**Task description:** Please write out the material that follows, exactly as it stands.

Records from a data collection:
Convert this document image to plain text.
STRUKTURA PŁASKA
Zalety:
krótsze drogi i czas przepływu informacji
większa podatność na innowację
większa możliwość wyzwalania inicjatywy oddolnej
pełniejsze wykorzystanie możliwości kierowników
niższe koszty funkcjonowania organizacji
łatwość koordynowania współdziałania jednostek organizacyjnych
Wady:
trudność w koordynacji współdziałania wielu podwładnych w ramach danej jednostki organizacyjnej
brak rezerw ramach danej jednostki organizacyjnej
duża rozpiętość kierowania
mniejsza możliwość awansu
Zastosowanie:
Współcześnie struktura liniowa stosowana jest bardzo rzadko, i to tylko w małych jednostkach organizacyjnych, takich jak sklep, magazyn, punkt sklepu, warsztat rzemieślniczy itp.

**Full solution:**
Convert this document image to plain text.
STRUKTURA PŁASKA
Zalety:
krótsze drogi i czas przepływu informacji
większa podatność na innowację
większa możliwość wyzwalania inicjatywy oddolnej
pełniejsze wykorzystanie możliwości kierowników
niższe koszty funkcjonowania organizacji
łatwość koordynowania współdziałania jednostek organizacyjnych
Wady:
trudność w koordynacji współdziałania wielu podwładnych w ramach danej jednostki organizacyjnej
brak rezerw ramach danej jednostki organizacyjnej
duża rozpiętość kierowania
mniejsza możliwość awansu
Zastosowanie:
Współcześnie struktura liniowa stosowana jest bardzo rzadko, i to tylko w małych jednostkach organizacyjnych, takich jak sklep, magazyn, punkt sklepu, warsztat rzemieślniczy itp.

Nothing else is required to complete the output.